■ Objective
Keep only the lines where "content" appears.

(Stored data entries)
-.-.-

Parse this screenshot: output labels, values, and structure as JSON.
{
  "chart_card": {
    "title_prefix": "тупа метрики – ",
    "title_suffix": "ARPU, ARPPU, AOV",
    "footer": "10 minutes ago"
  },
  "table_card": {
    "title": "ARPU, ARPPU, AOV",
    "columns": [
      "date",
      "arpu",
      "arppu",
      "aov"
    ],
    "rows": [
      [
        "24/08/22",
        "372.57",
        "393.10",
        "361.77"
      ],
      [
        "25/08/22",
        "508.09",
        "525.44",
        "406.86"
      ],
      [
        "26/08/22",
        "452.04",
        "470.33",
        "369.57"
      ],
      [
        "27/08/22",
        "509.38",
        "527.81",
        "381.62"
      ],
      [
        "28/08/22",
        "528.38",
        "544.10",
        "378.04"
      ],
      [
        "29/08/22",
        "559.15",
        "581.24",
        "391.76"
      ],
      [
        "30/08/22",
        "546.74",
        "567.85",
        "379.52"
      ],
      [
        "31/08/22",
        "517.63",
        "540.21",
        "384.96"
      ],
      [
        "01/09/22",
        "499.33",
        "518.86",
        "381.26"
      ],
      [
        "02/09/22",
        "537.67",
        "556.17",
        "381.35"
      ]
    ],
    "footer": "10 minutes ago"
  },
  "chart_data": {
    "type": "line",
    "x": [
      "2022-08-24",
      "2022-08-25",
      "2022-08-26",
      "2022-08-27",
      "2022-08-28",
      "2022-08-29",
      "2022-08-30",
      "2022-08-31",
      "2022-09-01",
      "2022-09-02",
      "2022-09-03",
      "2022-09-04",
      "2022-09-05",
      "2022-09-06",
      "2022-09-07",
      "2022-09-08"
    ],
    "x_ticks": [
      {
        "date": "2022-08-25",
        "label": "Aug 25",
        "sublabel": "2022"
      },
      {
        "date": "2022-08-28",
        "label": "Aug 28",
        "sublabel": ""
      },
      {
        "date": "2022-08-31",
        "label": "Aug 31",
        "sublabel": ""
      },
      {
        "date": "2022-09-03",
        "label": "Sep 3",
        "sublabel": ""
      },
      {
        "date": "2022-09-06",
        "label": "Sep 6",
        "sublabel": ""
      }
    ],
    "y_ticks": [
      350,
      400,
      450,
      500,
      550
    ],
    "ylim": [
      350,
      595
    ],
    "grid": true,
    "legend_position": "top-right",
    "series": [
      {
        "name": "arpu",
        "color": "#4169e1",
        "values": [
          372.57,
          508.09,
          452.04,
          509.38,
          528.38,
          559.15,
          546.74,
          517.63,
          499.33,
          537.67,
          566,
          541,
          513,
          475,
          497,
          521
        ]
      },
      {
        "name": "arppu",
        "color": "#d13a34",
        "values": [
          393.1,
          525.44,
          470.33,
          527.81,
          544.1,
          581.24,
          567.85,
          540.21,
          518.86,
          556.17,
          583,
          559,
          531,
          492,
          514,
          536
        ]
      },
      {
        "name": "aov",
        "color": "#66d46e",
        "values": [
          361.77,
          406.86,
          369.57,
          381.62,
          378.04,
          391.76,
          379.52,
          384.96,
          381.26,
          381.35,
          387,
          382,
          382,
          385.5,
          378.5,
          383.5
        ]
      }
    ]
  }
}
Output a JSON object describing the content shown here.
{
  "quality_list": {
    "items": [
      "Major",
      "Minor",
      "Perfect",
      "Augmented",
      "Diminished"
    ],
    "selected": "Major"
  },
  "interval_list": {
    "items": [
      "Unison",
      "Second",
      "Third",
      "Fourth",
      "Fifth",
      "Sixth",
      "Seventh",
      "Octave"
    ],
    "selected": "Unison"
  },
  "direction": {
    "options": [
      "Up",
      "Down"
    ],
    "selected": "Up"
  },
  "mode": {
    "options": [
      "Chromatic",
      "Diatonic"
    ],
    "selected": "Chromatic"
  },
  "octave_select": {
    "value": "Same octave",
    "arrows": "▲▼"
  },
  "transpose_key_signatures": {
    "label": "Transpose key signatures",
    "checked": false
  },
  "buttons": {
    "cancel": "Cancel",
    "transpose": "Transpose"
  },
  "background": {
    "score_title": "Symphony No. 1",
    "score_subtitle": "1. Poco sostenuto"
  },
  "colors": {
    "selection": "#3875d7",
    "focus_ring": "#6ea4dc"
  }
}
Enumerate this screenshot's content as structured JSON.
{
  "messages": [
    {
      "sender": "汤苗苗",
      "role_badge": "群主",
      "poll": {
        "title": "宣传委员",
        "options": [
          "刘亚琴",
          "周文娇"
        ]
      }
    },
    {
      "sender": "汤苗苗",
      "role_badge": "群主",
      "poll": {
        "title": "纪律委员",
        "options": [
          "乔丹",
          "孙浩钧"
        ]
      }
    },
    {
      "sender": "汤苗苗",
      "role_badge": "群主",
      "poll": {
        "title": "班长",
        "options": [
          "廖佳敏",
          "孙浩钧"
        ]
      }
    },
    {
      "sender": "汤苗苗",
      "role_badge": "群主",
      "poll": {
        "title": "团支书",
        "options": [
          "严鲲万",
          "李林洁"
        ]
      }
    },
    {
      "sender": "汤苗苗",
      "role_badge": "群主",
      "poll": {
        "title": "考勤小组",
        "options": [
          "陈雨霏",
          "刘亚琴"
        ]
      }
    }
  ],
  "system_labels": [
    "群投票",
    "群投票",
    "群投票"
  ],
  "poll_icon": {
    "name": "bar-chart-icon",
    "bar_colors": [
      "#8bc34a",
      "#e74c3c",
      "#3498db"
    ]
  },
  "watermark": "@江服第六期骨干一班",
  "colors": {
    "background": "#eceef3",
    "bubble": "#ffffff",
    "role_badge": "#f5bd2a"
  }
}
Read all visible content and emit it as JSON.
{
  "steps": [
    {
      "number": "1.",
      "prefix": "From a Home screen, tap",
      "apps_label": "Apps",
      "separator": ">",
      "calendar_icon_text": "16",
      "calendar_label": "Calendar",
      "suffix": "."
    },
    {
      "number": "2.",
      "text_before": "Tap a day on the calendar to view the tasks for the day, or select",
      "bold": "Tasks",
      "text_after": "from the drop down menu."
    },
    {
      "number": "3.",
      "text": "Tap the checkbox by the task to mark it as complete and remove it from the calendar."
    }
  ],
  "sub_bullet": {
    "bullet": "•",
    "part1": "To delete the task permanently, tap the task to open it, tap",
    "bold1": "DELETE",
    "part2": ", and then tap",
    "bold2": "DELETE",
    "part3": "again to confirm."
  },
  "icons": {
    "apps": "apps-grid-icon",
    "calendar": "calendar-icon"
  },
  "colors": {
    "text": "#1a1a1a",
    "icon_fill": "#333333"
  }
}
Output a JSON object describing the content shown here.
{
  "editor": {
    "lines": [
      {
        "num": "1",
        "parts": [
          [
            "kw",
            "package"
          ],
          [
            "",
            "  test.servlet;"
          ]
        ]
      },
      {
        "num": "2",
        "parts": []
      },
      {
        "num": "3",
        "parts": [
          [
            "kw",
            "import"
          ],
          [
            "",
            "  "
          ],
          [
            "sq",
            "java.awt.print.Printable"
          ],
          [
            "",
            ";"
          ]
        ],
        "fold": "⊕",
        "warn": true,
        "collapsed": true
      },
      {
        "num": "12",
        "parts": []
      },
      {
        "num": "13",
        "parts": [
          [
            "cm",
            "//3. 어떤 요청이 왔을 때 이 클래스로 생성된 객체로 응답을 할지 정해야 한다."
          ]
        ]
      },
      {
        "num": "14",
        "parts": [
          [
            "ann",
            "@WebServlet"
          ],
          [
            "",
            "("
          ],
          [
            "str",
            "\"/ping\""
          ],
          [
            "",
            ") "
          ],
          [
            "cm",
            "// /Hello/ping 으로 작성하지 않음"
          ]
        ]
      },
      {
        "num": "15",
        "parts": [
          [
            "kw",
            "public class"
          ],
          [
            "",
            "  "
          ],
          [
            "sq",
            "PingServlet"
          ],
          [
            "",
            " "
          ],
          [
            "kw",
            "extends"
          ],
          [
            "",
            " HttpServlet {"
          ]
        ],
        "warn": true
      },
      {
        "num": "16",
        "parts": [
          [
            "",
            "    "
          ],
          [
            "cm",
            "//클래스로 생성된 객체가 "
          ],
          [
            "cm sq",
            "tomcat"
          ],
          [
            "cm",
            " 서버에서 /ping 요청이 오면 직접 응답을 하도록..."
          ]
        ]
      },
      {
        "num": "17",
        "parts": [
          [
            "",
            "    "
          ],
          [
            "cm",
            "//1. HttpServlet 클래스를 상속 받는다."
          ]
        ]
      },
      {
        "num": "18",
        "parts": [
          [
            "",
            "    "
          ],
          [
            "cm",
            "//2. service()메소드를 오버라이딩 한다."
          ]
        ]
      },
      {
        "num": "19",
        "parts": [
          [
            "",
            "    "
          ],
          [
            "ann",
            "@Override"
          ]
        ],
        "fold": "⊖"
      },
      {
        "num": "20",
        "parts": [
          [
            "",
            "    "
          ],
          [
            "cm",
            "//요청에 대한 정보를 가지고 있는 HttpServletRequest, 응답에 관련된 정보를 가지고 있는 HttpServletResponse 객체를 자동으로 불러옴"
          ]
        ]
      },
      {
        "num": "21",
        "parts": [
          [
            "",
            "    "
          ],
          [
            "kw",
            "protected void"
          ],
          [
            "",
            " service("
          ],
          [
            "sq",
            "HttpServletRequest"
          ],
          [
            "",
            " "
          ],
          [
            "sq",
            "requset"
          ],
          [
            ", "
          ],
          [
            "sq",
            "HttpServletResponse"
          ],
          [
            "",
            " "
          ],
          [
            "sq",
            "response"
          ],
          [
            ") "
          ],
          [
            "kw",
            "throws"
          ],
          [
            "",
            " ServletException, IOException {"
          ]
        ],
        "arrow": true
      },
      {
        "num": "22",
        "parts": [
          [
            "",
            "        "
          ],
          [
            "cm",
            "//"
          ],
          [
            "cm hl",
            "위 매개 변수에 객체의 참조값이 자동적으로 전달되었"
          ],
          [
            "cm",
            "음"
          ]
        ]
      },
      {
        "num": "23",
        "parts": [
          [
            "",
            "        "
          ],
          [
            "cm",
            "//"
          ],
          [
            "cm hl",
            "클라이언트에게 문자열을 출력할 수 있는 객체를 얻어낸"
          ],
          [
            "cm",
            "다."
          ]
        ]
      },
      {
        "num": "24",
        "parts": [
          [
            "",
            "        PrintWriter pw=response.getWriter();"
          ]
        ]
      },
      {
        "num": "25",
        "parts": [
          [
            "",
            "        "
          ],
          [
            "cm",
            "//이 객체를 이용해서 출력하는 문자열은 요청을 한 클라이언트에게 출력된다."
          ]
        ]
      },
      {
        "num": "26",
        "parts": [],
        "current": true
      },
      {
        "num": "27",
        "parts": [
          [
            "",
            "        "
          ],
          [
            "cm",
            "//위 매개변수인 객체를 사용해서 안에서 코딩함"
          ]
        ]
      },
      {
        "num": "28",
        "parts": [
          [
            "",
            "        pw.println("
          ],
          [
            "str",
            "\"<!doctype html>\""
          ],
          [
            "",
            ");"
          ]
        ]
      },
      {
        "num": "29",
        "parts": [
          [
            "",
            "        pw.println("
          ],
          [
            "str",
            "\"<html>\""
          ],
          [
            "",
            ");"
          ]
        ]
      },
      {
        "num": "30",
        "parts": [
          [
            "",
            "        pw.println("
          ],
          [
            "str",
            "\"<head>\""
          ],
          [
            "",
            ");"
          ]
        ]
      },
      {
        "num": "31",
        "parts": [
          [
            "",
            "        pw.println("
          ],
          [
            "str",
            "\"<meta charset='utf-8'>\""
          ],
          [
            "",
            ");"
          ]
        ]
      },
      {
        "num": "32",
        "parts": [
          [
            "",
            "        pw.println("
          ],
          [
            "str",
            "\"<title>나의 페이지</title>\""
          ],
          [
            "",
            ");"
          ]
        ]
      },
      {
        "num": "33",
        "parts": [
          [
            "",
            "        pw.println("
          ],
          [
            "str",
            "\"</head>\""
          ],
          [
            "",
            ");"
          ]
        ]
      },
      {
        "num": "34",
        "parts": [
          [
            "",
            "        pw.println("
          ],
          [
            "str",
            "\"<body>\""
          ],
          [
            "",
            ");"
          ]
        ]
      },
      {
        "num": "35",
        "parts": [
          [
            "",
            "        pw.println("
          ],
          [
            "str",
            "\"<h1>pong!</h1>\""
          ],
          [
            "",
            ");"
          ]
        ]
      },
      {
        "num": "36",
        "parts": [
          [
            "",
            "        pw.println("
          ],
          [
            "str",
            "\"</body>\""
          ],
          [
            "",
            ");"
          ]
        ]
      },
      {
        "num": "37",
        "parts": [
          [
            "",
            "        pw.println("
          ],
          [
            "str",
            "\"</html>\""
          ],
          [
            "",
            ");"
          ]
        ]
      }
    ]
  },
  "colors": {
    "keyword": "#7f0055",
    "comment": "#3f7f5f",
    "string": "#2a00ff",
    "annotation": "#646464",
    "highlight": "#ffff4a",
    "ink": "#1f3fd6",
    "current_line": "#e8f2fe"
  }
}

-.-.-

■ Written reply
Output a JSON object describing the content shown here.
Enumerate this screenshot's content as structured JSON.
Read all visible content and emit it as JSON.
Output a JSON object describing the content shown here.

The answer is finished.